■ **MATERIAL PROVIDED**
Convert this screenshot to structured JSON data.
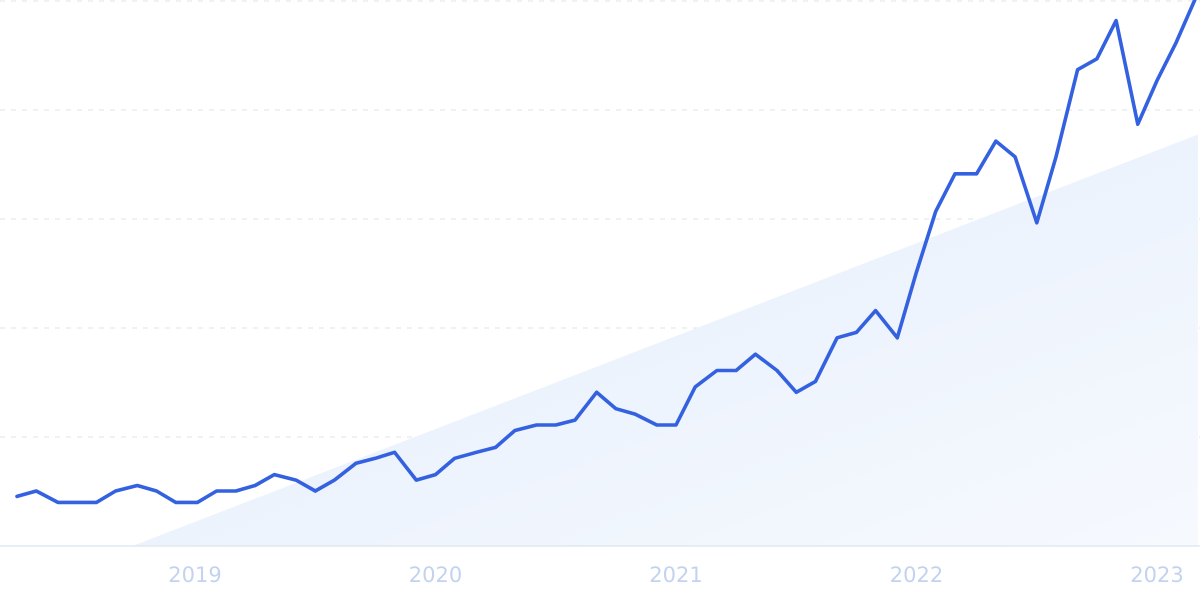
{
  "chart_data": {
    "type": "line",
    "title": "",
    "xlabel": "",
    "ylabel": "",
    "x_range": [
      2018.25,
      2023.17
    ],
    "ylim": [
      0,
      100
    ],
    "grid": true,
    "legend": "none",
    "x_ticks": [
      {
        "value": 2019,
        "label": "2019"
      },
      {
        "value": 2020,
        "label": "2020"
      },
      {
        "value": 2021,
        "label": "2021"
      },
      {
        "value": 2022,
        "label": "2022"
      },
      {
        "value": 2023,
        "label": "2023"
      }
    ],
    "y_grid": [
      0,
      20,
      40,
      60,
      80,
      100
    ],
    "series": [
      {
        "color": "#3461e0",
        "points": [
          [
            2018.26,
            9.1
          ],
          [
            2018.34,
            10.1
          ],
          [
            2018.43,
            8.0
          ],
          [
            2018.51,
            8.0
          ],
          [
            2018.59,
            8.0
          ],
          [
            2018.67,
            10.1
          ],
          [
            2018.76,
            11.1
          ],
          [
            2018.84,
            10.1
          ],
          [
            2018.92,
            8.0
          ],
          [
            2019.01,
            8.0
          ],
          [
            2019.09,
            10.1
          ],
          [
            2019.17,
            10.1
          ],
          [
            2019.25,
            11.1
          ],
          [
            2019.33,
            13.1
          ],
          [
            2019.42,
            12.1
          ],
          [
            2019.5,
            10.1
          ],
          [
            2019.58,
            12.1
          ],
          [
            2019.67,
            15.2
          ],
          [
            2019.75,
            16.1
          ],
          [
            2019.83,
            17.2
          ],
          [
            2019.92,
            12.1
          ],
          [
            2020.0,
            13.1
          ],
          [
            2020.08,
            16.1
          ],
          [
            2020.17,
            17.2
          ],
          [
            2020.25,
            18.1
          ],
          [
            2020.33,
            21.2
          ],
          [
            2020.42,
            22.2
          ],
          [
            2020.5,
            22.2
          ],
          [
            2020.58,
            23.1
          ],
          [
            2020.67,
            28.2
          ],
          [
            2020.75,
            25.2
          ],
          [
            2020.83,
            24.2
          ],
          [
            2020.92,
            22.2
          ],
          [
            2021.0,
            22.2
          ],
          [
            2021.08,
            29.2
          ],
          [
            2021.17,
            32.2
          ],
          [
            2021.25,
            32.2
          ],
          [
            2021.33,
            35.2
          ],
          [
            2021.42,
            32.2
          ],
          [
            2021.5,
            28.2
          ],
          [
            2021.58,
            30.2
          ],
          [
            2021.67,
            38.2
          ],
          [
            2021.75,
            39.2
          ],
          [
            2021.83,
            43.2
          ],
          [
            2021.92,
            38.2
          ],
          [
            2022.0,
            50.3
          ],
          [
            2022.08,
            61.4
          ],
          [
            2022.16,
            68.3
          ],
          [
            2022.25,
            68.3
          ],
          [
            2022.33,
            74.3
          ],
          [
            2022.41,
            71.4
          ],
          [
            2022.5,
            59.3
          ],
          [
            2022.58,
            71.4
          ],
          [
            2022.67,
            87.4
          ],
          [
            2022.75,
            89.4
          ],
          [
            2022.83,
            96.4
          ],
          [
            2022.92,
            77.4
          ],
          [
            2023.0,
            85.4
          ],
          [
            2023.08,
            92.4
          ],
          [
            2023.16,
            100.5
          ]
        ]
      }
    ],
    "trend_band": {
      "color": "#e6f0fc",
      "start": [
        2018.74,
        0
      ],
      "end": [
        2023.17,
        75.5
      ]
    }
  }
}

■ **WHAT NEEDS TO BE DONE**
Take the listing above and restate it word for word, without its pictures.

■ **OUTPUT OF THE EXERCISE**
Convert this screenshot to structured JSON data.
{
  "chart_data": {
    "type": "line",
    "title": "",
    "xlabel": "",
    "ylabel": "",
    "x_range": [
      2018.25,
      2023.17
    ],
    "ylim": [
      0,
      100
    ],
    "grid": true,
    "legend": "none",
    "x_ticks": [
      {
        "value": 2019,
        "label": "2019"
      },
      {
        "value": 2020,
        "label": "2020"
      },
      {
        "value": 2021,
        "label": "2021"
      },
      {
        "value": 2022,
        "label": "2022"
      },
      {
        "value": 2023,
        "label": "2023"
      }
    ],
    "y_grid": [
      0,
      20,
      40,
      60,
      80,
      100
    ],
    "series": [
      {
        "color": "#3461e0",
        "points": [
          [
            2018.26,
            9.1
          ],
          [
            2018.34,
            10.1
          ],
          [
            2018.43,
            8.0
          ],
          [
            2018.51,
            8.0
          ],
          [
            2018.59,
            8.0
          ],
          [
            2018.67,
            10.1
          ],
          [
            2018.76,
            11.1
          ],
          [
            2018.84,
            10.1
          ],
          [
            2018.92,
            8.0
          ],
          [
            2019.01,
            8.0
          ],
          [
            2019.09,
            10.1
          ],
          [
            2019.17,
            10.1
          ],
          [
            2019.25,
            11.1
          ],
          [
            2019.33,
            13.1
          ],
          [
            2019.42,
            12.1
          ],
          [
            2019.5,
            10.1
          ],
          [
            2019.58,
            12.1
          ],
          [
            2019.67,
            15.2
          ],
          [
            2019.75,
            16.1
          ],
          [
            2019.83,
            17.2
          ],
          [
            2019.92,
            12.1
          ],
          [
            2020.0,
            13.1
          ],
          [
            2020.08,
            16.1
          ],
          [
            2020.17,
            17.2
          ],
          [
            2020.25,
            18.1
          ],
          [
            2020.33,
            21.2
          ],
          [
            2020.42,
            22.2
          ],
          [
            2020.5,
            22.2
          ],
          [
            2020.58,
            23.1
          ],
          [
            2020.67,
            28.2
          ],
          [
            2020.75,
            25.2
          ],
          [
            2020.83,
            24.2
          ],
          [
            2020.92,
            22.2
          ],
          [
            2021.0,
            22.2
          ],
          [
            2021.08,
            29.2
          ],
          [
            2021.17,
            32.2
          ],
          [
            2021.25,
            32.2
          ],
          [
            2021.33,
            35.2
          ],
          [
            2021.42,
            32.2
          ],
          [
            2021.5,
            28.2
          ],
          [
            2021.58,
            30.2
          ],
          [
            2021.67,
            38.2
          ],
          [
            2021.75,
            39.2
          ],
          [
            2021.83,
            43.2
          ],
          [
            2021.92,
            38.2
          ],
          [
            2022.0,
            50.3
          ],
          [
            2022.08,
            61.4
          ],
          [
            2022.16,
            68.3
          ],
          [
            2022.25,
            68.3
          ],
          [
            2022.33,
            74.3
          ],
          [
            2022.41,
            71.4
          ],
          [
            2022.5,
            59.3
          ],
          [
            2022.58,
            71.4
          ],
          [
            2022.67,
            87.4
          ],
          [
            2022.75,
            89.4
          ],
          [
            2022.83,
            96.4
          ],
          [
            2022.92,
            77.4
          ],
          [
            2023.0,
            85.4
          ],
          [
            2023.08,
            92.4
          ],
          [
            2023.16,
            100.5
          ]
        ]
      }
    ],
    "trend_band": {
      "color": "#e6f0fc",
      "start": [
        2018.74,
        0
      ],
      "end": [
        2023.17,
        75.5
      ]
    }
  }
}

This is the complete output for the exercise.